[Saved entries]

»»

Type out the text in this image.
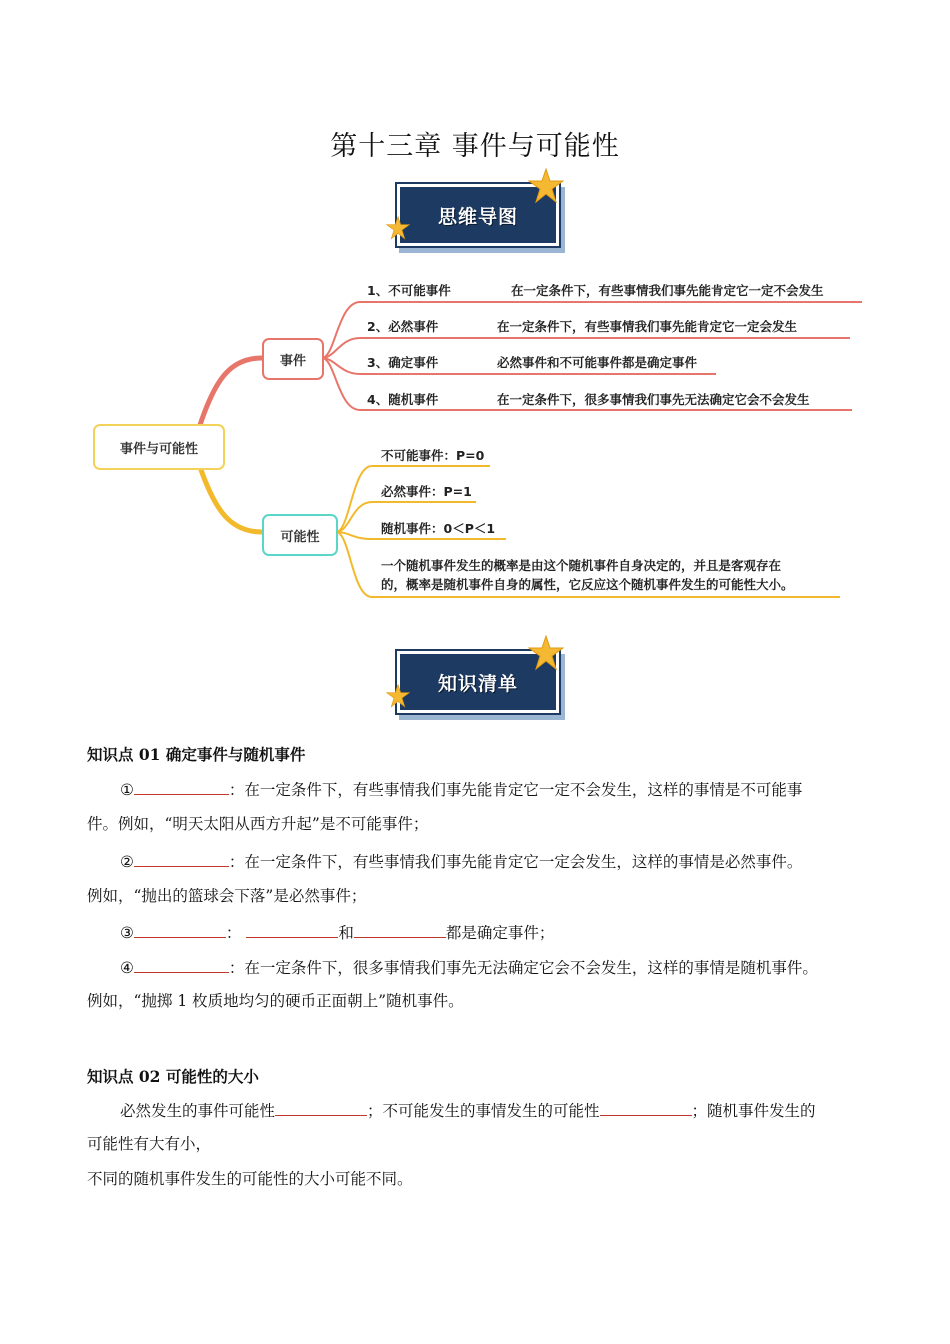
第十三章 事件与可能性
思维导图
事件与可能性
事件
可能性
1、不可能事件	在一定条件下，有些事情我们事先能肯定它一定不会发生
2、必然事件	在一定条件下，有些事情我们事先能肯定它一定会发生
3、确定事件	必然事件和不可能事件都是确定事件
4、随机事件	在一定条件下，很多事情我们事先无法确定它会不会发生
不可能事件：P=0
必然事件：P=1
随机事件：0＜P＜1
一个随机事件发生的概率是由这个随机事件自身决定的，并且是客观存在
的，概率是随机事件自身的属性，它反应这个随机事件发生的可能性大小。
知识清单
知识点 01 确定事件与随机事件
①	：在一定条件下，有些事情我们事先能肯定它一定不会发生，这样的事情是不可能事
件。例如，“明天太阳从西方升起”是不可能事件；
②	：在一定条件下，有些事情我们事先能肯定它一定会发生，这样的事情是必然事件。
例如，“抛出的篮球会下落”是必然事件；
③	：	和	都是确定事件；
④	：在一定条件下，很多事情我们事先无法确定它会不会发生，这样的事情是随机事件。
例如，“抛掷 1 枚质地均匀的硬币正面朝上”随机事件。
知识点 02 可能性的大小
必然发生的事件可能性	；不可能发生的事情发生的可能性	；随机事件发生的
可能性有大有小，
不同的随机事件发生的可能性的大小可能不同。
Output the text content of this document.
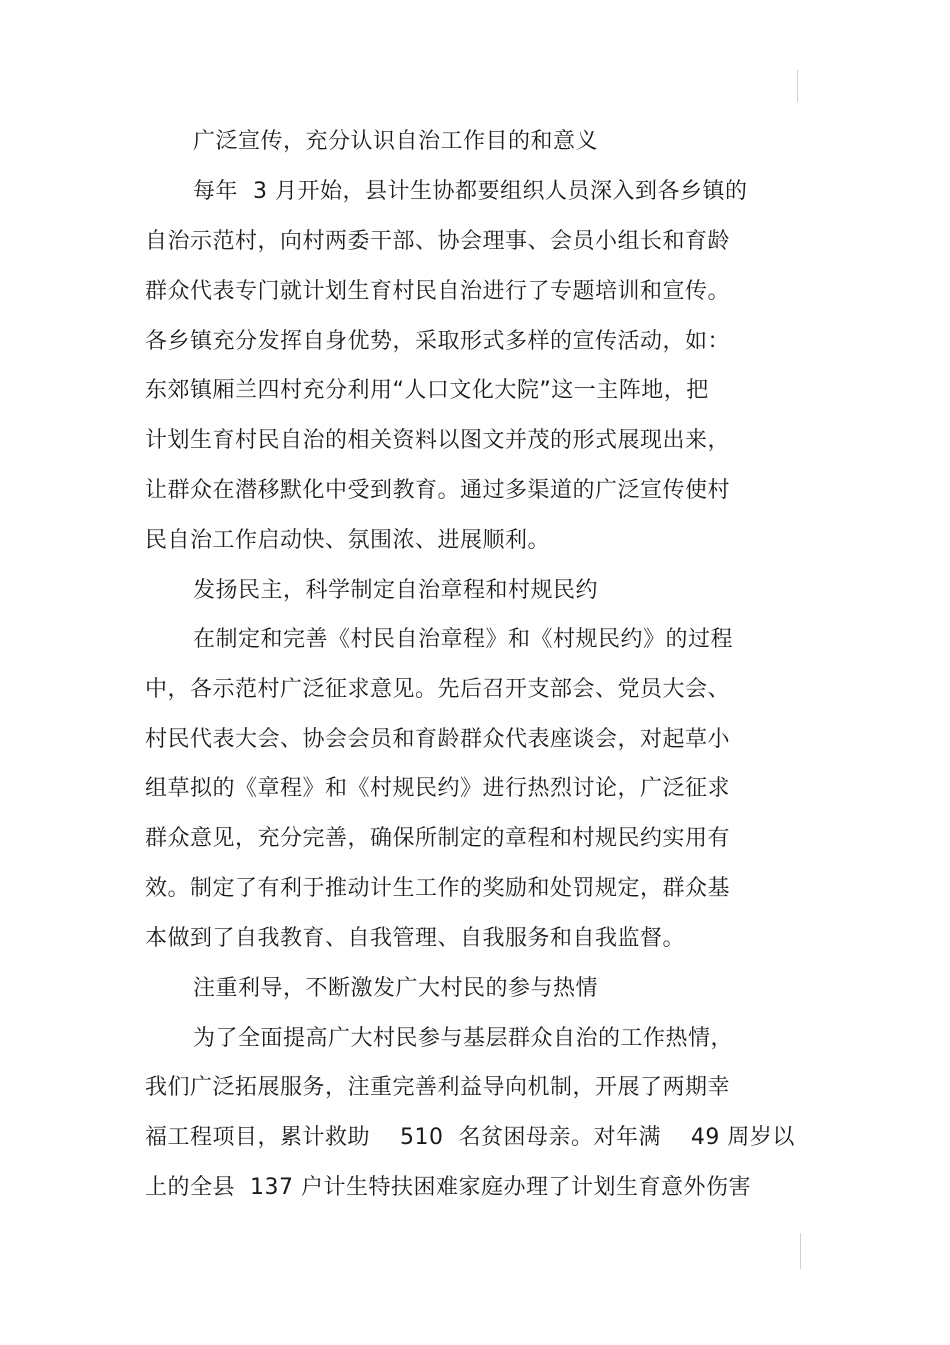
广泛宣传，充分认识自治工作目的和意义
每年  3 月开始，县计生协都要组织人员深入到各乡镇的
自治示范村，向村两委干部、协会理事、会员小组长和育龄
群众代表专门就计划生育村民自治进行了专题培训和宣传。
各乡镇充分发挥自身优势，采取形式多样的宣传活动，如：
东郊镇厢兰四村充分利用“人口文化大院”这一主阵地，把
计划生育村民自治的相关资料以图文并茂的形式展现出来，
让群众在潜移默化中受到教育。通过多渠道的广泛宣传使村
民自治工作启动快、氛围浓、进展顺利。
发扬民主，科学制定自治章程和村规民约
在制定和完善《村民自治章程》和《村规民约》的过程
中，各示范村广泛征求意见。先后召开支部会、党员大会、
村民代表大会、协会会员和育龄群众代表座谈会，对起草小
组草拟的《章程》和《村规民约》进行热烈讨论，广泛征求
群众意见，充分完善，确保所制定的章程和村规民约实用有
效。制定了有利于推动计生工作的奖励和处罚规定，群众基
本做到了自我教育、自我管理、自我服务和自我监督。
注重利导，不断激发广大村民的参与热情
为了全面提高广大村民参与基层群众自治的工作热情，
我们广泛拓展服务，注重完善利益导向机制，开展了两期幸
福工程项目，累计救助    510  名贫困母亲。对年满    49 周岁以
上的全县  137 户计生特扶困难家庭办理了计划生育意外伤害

««

▶ _Task_: Transcribe the full listing above exactly as it stands, minus the pictures.

▶ _Result of the task_:
Type out the text in this image.
第十三章 事件与可能性
思维导图
事件与可能性
事件
可能性
1、不可能事件	在一定条件下，有些事情我们事先能肯定它一定不会发生
2、必然事件	在一定条件下，有些事情我们事先能肯定它一定会发生
3、确定事件	必然事件和不可能事件都是确定事件
4、随机事件	在一定条件下，很多事情我们事先无法确定它会不会发生
不可能事件：P=0
必然事件：P=1
随机事件：0＜P＜1
一个随机事件发生的概率是由这个随机事件自身决定的，并且是客观存在
的，概率是随机事件自身的属性，它反应这个随机事件发生的可能性大小。
知识清单
知识点 01 确定事件与随机事件
①	：在一定条件下，有些事情我们事先能肯定它一定不会发生，这样的事情是不可能事
件。例如，“明天太阳从西方升起”是不可能事件；
②	：在一定条件下，有些事情我们事先能肯定它一定会发生，这样的事情是必然事件。
例如，“抛出的篮球会下落”是必然事件；
③	：	和	都是确定事件；
④	：在一定条件下，很多事情我们事先无法确定它会不会发生，这样的事情是随机事件。
例如，“抛掷 1 枚质地均匀的硬币正面朝上”随机事件。
知识点 02 可能性的大小
必然发生的事件可能性	；不可能发生的事情发生的可能性	；随机事件发生的
可能性有大有小，
不同的随机事件发生的可能性的大小可能不同。
Output the text content of this document.
广泛宣传，充分认识自治工作目的和意义
每年  3 月开始，县计生协都要组织人员深入到各乡镇的
自治示范村，向村两委干部、协会理事、会员小组长和育龄
群众代表专门就计划生育村民自治进行了专题培训和宣传。
各乡镇充分发挥自身优势，采取形式多样的宣传活动，如：
东郊镇厢兰四村充分利用“人口文化大院”这一主阵地，把
计划生育村民自治的相关资料以图文并茂的形式展现出来，
让群众在潜移默化中受到教育。通过多渠道的广泛宣传使村
民自治工作启动快、氛围浓、进展顺利。
发扬民主，科学制定自治章程和村规民约
在制定和完善《村民自治章程》和《村规民约》的过程
中，各示范村广泛征求意见。先后召开支部会、党员大会、
村民代表大会、协会会员和育龄群众代表座谈会，对起草小
组草拟的《章程》和《村规民约》进行热烈讨论，广泛征求
群众意见，充分完善，确保所制定的章程和村规民约实用有
效。制定了有利于推动计生工作的奖励和处罚规定，群众基
本做到了自我教育、自我管理、自我服务和自我监督。
注重利导，不断激发广大村民的参与热情
为了全面提高广大村民参与基层群众自治的工作热情，
我们广泛拓展服务，注重完善利益导向机制，开展了两期幸
福工程项目，累计救助    510  名贫困母亲。对年满    49 周岁以
上的全县  137 户计生特扶困难家庭办理了计划生育意外伤害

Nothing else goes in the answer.